>> BEGIN

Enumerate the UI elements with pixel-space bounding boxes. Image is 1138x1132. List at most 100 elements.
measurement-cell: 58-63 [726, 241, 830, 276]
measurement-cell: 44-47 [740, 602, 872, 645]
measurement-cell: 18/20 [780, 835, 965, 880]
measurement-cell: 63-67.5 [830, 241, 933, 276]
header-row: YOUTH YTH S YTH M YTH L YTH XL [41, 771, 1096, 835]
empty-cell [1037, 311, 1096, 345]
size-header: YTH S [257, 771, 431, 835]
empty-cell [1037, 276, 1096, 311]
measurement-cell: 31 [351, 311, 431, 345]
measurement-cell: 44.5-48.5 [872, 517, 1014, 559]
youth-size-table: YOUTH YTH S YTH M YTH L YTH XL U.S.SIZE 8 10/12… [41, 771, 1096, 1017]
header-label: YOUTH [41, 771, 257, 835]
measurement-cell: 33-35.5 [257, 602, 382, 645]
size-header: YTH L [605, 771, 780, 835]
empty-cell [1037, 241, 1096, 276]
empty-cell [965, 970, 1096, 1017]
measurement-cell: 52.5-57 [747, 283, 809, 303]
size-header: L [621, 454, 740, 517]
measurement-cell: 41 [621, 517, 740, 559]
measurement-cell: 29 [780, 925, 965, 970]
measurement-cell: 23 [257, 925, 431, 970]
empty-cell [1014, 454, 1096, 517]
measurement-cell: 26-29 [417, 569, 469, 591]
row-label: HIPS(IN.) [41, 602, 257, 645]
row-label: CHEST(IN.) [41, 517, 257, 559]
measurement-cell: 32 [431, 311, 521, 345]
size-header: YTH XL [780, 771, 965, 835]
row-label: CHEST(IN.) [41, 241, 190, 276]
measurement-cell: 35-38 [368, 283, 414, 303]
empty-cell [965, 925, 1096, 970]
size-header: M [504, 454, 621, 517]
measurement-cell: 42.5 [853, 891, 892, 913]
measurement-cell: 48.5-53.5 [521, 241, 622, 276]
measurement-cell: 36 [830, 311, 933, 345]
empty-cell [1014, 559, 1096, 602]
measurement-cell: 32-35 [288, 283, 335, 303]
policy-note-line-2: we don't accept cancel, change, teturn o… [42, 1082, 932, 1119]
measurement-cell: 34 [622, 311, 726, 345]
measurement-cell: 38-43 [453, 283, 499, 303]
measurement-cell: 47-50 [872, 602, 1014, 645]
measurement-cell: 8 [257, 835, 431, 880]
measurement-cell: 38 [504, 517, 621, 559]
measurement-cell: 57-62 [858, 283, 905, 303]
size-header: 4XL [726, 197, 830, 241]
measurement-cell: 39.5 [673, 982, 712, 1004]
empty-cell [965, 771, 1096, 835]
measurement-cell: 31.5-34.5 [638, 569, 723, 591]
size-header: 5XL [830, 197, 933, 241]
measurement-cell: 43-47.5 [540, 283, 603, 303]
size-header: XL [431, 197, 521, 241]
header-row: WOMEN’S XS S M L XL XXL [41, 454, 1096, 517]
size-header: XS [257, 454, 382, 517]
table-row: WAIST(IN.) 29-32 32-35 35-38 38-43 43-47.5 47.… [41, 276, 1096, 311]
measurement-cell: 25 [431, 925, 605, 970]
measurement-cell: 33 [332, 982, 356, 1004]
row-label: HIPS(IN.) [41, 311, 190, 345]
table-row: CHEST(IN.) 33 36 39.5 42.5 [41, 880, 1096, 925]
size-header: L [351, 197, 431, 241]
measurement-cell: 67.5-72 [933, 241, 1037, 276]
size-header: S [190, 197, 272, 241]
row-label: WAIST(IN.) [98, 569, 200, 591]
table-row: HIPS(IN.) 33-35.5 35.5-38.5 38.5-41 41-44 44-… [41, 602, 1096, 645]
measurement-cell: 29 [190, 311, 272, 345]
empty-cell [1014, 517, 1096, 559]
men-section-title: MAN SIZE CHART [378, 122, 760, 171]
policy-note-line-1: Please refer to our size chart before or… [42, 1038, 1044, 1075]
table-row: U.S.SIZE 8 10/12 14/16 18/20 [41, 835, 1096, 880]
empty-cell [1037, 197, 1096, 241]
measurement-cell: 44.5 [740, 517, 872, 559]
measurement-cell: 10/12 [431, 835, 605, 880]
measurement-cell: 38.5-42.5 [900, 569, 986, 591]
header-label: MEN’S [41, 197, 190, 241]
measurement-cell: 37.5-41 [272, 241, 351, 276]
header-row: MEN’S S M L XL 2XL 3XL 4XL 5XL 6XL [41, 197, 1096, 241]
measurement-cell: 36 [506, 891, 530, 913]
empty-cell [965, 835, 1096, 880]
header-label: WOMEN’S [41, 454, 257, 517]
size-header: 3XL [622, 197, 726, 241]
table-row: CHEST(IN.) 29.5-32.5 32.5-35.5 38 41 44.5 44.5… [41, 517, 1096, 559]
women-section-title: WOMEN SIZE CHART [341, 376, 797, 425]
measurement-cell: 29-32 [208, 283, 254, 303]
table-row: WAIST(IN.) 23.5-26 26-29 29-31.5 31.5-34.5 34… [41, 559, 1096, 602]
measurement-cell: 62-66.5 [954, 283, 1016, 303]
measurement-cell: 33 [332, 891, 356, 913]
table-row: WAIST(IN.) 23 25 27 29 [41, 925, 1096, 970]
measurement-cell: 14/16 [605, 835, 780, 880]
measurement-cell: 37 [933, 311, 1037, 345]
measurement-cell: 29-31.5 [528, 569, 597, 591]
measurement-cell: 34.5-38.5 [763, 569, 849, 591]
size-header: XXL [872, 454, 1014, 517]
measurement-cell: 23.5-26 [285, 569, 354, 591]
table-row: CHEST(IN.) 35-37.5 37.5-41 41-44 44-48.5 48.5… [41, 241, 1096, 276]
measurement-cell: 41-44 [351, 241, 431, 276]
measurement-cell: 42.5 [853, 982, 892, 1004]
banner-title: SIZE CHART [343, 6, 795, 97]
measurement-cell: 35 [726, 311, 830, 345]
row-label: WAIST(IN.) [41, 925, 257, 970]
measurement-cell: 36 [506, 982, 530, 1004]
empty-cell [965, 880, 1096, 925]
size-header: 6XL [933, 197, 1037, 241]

>> END

## Written problem
Could you return every line of the material above verbatim, leaving nothing out?

## Expected output
Enumerate the UI elements with pixel-space bounding boxes. Image is 1138x1132. List at most 100 elements.
measurement-cell: 58-63 [726, 241, 830, 276]
measurement-cell: 44-47 [740, 602, 872, 645]
measurement-cell: 18/20 [780, 835, 965, 880]
measurement-cell: 63-67.5 [830, 241, 933, 276]
header-row: YOUTH YTH S YTH M YTH L YTH XL [41, 771, 1096, 835]
empty-cell [1037, 311, 1096, 345]
size-header: YTH S [257, 771, 431, 835]
empty-cell [1037, 276, 1096, 311]
measurement-cell: 31 [351, 311, 431, 345]
measurement-cell: 44.5-48.5 [872, 517, 1014, 559]
youth-size-table: YOUTH YTH S YTH M YTH L YTH XL U.S.SIZE 8 10/12… [41, 771, 1096, 1017]
header-label: YOUTH [41, 771, 257, 835]
measurement-cell: 33-35.5 [257, 602, 382, 645]
size-header: YTH L [605, 771, 780, 835]
empty-cell [1037, 241, 1096, 276]
empty-cell [965, 970, 1096, 1017]
measurement-cell: 52.5-57 [747, 283, 809, 303]
size-header: L [621, 454, 740, 517]
measurement-cell: 41 [621, 517, 740, 559]
measurement-cell: 29 [780, 925, 965, 970]
measurement-cell: 23 [257, 925, 431, 970]
empty-cell [1014, 454, 1096, 517]
measurement-cell: 26-29 [417, 569, 469, 591]
row-label: HIPS(IN.) [41, 602, 257, 645]
row-label: CHEST(IN.) [41, 517, 257, 559]
measurement-cell: 32 [431, 311, 521, 345]
size-header: YTH XL [780, 771, 965, 835]
row-label: CHEST(IN.) [41, 241, 190, 276]
measurement-cell: 35-38 [368, 283, 414, 303]
empty-cell [965, 925, 1096, 970]
size-header: M [504, 454, 621, 517]
measurement-cell: 42.5 [853, 891, 892, 913]
measurement-cell: 48.5-53.5 [521, 241, 622, 276]
measurement-cell: 36 [830, 311, 933, 345]
empty-cell [1014, 559, 1096, 602]
measurement-cell: 32-35 [288, 283, 335, 303]
policy-note-line-2: we don't accept cancel, change, teturn o… [42, 1082, 932, 1119]
measurement-cell: 34 [622, 311, 726, 345]
measurement-cell: 38-43 [453, 283, 499, 303]
measurement-cell: 47-50 [872, 602, 1014, 645]
measurement-cell: 8 [257, 835, 431, 880]
measurement-cell: 38 [504, 517, 621, 559]
measurement-cell: 57-62 [858, 283, 905, 303]
size-header: 4XL [726, 197, 830, 241]
measurement-cell: 39.5 [673, 982, 712, 1004]
empty-cell [965, 771, 1096, 835]
measurement-cell: 31.5-34.5 [638, 569, 723, 591]
size-header: 5XL [830, 197, 933, 241]
measurement-cell: 43-47.5 [540, 283, 603, 303]
size-header: XL [431, 197, 521, 241]
header-row: WOMEN’S XS S M L XL XXL [41, 454, 1096, 517]
size-header: XS [257, 454, 382, 517]
table-row: WAIST(IN.) 29-32 32-35 35-38 38-43 43-47.5 47.… [41, 276, 1096, 311]
measurement-cell: 25 [431, 925, 605, 970]
measurement-cell: 33 [332, 982, 356, 1004]
row-label: HIPS(IN.) [41, 311, 190, 345]
table-row: CHEST(IN.) 33 36 39.5 42.5 [41, 880, 1096, 925]
size-header: L [351, 197, 431, 241]
measurement-cell: 67.5-72 [933, 241, 1037, 276]
size-header: S [190, 197, 272, 241]
row-label: WAIST(IN.) [98, 569, 200, 591]
table-row: HIPS(IN.) 33-35.5 35.5-38.5 38.5-41 41-44 44-… [41, 602, 1096, 645]
measurement-cell: 29 [190, 311, 272, 345]
empty-cell [1014, 517, 1096, 559]
men-section-title: MAN SIZE CHART [378, 122, 760, 171]
policy-note-line-1: Please refer to our size chart before or… [42, 1038, 1044, 1075]
table-row: U.S.SIZE 8 10/12 14/16 18/20 [41, 835, 1096, 880]
empty-cell [1037, 197, 1096, 241]
measurement-cell: 44.5 [740, 517, 872, 559]
measurement-cell: 10/12 [431, 835, 605, 880]
measurement-cell: 38.5-42.5 [900, 569, 986, 591]
header-label: MEN’S [41, 197, 190, 241]
measurement-cell: 37.5-41 [272, 241, 351, 276]
header-row: MEN’S S M L XL 2XL 3XL 4XL 5XL 6XL [41, 197, 1096, 241]
measurement-cell: 36 [506, 891, 530, 913]
empty-cell [965, 835, 1096, 880]
header-label: WOMEN’S [41, 454, 257, 517]
size-header: 3XL [622, 197, 726, 241]
table-row: CHEST(IN.) 29.5-32.5 32.5-35.5 38 41 44.5 44.5… [41, 517, 1096, 559]
women-section-title: WOMEN SIZE CHART [341, 376, 797, 425]
measurement-cell: 29-32 [208, 283, 254, 303]
table-row: WAIST(IN.) 23.5-26 26-29 29-31.5 31.5-34.5 34… [41, 559, 1096, 602]
measurement-cell: 62-66.5 [954, 283, 1016, 303]
measurement-cell: 33 [332, 891, 356, 913]
table-row: WAIST(IN.) 23 25 27 29 [41, 925, 1096, 970]
measurement-cell: 14/16 [605, 835, 780, 880]
measurement-cell: 37 [933, 311, 1037, 345]
measurement-cell: 29-31.5 [528, 569, 597, 591]
measurement-cell: 34.5-38.5 [763, 569, 849, 591]
size-header: XXL [872, 454, 1014, 517]
measurement-cell: 23.5-26 [285, 569, 354, 591]
table-row: CHEST(IN.) 35-37.5 37.5-41 41-44 44-48.5 48.5… [41, 241, 1096, 276]
measurement-cell: 41-44 [351, 241, 431, 276]
measurement-cell: 42.5 [853, 982, 892, 1004]
banner-title: SIZE CHART [343, 6, 795, 97]
measurement-cell: 35 [726, 311, 830, 345]
row-label: WAIST(IN.) [41, 925, 257, 970]
measurement-cell: 36 [506, 982, 530, 1004]
empty-cell [965, 880, 1096, 925]
size-header: 6XL [933, 197, 1037, 241]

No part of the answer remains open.